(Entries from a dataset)
>>>

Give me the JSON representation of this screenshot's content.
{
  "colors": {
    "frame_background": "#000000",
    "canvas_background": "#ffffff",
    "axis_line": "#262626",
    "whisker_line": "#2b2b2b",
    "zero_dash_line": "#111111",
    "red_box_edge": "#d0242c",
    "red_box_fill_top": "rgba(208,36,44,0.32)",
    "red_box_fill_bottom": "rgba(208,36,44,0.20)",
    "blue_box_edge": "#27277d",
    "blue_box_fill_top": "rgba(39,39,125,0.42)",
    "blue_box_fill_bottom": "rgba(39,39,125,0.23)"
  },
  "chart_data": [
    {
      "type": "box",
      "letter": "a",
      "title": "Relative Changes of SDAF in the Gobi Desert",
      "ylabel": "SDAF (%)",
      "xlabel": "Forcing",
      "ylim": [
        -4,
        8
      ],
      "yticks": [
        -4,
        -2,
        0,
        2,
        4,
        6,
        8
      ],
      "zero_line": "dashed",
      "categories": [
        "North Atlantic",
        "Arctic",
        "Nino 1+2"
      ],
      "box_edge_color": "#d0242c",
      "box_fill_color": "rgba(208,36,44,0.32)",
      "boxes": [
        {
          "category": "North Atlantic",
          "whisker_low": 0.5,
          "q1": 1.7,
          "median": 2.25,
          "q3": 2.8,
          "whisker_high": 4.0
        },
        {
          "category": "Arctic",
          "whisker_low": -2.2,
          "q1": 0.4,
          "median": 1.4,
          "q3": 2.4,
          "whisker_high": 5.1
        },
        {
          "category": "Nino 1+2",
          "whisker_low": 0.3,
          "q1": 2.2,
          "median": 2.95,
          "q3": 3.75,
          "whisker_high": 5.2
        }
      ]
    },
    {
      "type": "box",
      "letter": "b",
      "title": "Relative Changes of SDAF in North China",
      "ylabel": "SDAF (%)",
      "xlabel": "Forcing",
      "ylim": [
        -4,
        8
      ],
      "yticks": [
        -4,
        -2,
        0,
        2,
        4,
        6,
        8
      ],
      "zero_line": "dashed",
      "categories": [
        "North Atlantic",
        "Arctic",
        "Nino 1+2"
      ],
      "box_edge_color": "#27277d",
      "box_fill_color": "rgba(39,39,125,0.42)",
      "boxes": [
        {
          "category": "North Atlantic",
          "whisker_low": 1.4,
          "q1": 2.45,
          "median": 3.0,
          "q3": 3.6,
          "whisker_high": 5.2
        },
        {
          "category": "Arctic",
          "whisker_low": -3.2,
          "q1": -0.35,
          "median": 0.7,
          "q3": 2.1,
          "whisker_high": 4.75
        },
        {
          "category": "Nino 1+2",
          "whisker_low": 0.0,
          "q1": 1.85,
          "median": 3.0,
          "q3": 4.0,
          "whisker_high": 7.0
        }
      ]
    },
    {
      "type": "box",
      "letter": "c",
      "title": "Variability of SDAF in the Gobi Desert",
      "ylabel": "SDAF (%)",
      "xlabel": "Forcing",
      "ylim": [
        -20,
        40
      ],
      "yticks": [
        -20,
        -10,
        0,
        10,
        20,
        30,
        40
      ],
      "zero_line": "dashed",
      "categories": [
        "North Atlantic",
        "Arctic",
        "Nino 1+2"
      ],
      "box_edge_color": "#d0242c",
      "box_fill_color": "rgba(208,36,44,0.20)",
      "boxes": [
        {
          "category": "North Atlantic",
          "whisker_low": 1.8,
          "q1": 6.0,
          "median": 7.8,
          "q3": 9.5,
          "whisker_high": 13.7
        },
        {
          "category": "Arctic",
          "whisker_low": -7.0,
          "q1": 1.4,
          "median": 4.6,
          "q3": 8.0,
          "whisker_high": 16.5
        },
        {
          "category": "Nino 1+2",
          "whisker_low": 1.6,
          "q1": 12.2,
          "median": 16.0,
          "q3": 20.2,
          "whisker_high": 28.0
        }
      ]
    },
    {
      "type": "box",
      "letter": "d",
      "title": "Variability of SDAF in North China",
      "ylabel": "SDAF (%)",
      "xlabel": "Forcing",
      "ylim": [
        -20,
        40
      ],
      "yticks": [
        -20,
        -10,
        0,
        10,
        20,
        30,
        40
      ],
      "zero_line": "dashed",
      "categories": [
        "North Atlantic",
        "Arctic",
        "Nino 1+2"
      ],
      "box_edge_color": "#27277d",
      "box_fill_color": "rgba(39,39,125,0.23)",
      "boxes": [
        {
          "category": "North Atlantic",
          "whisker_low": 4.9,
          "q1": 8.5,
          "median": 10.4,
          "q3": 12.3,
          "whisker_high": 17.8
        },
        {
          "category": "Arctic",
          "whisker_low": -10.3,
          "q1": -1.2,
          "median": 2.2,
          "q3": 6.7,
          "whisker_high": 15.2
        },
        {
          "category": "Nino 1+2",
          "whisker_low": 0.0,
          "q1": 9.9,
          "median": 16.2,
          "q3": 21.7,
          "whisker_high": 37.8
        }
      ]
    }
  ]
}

<<<

■ PROBLEM TO SOLVE ■
Restate the data above exactly, keeping each word as it stands.

■ SOLUTION FOR THIS TASK ■
Give me the JSON representation of this screenshot's content.
{
  "colors": {
    "frame_background": "#000000",
    "canvas_background": "#ffffff",
    "axis_line": "#262626",
    "whisker_line": "#2b2b2b",
    "zero_dash_line": "#111111",
    "red_box_edge": "#d0242c",
    "red_box_fill_top": "rgba(208,36,44,0.32)",
    "red_box_fill_bottom": "rgba(208,36,44,0.20)",
    "blue_box_edge": "#27277d",
    "blue_box_fill_top": "rgba(39,39,125,0.42)",
    "blue_box_fill_bottom": "rgba(39,39,125,0.23)"
  },
  "chart_data": [
    {
      "type": "box",
      "letter": "a",
      "title": "Relative Changes of SDAF in the Gobi Desert",
      "ylabel": "SDAF (%)",
      "xlabel": "Forcing",
      "ylim": [
        -4,
        8
      ],
      "yticks": [
        -4,
        -2,
        0,
        2,
        4,
        6,
        8
      ],
      "zero_line": "dashed",
      "categories": [
        "North Atlantic",
        "Arctic",
        "Nino 1+2"
      ],
      "box_edge_color": "#d0242c",
      "box_fill_color": "rgba(208,36,44,0.32)",
      "boxes": [
        {
          "category": "North Atlantic",
          "whisker_low": 0.5,
          "q1": 1.7,
          "median": 2.25,
          "q3": 2.8,
          "whisker_high": 4.0
        },
        {
          "category": "Arctic",
          "whisker_low": -2.2,
          "q1": 0.4,
          "median": 1.4,
          "q3": 2.4,
          "whisker_high": 5.1
        },
        {
          "category": "Nino 1+2",
          "whisker_low": 0.3,
          "q1": 2.2,
          "median": 2.95,
          "q3": 3.75,
          "whisker_high": 5.2
        }
      ]
    },
    {
      "type": "box",
      "letter": "b",
      "title": "Relative Changes of SDAF in North China",
      "ylabel": "SDAF (%)",
      "xlabel": "Forcing",
      "ylim": [
        -4,
        8
      ],
      "yticks": [
        -4,
        -2,
        0,
        2,
        4,
        6,
        8
      ],
      "zero_line": "dashed",
      "categories": [
        "North Atlantic",
        "Arctic",
        "Nino 1+2"
      ],
      "box_edge_color": "#27277d",
      "box_fill_color": "rgba(39,39,125,0.42)",
      "boxes": [
        {
          "category": "North Atlantic",
          "whisker_low": 1.4,
          "q1": 2.45,
          "median": 3.0,
          "q3": 3.6,
          "whisker_high": 5.2
        },
        {
          "category": "Arctic",
          "whisker_low": -3.2,
          "q1": -0.35,
          "median": 0.7,
          "q3": 2.1,
          "whisker_high": 4.75
        },
        {
          "category": "Nino 1+2",
          "whisker_low": 0.0,
          "q1": 1.85,
          "median": 3.0,
          "q3": 4.0,
          "whisker_high": 7.0
        }
      ]
    },
    {
      "type": "box",
      "letter": "c",
      "title": "Variability of SDAF in the Gobi Desert",
      "ylabel": "SDAF (%)",
      "xlabel": "Forcing",
      "ylim": [
        -20,
        40
      ],
      "yticks": [
        -20,
        -10,
        0,
        10,
        20,
        30,
        40
      ],
      "zero_line": "dashed",
      "categories": [
        "North Atlantic",
        "Arctic",
        "Nino 1+2"
      ],
      "box_edge_color": "#d0242c",
      "box_fill_color": "rgba(208,36,44,0.20)",
      "boxes": [
        {
          "category": "North Atlantic",
          "whisker_low": 1.8,
          "q1": 6.0,
          "median": 7.8,
          "q3": 9.5,
          "whisker_high": 13.7
        },
        {
          "category": "Arctic",
          "whisker_low": -7.0,
          "q1": 1.4,
          "median": 4.6,
          "q3": 8.0,
          "whisker_high": 16.5
        },
        {
          "category": "Nino 1+2",
          "whisker_low": 1.6,
          "q1": 12.2,
          "median": 16.0,
          "q3": 20.2,
          "whisker_high": 28.0
        }
      ]
    },
    {
      "type": "box",
      "letter": "d",
      "title": "Variability of SDAF in North China",
      "ylabel": "SDAF (%)",
      "xlabel": "Forcing",
      "ylim": [
        -20,
        40
      ],
      "yticks": [
        -20,
        -10,
        0,
        10,
        20,
        30,
        40
      ],
      "zero_line": "dashed",
      "categories": [
        "North Atlantic",
        "Arctic",
        "Nino 1+2"
      ],
      "box_edge_color": "#27277d",
      "box_fill_color": "rgba(39,39,125,0.23)",
      "boxes": [
        {
          "category": "North Atlantic",
          "whisker_low": 4.9,
          "q1": 8.5,
          "median": 10.4,
          "q3": 12.3,
          "whisker_high": 17.8
        },
        {
          "category": "Arctic",
          "whisker_low": -10.3,
          "q1": -1.2,
          "median": 2.2,
          "q3": 6.7,
          "whisker_high": 15.2
        },
        {
          "category": "Nino 1+2",
          "whisker_low": 0.0,
          "q1": 9.9,
          "median": 16.2,
          "q3": 21.7,
          "whisker_high": 37.8
        }
      ]
    }
  ]
}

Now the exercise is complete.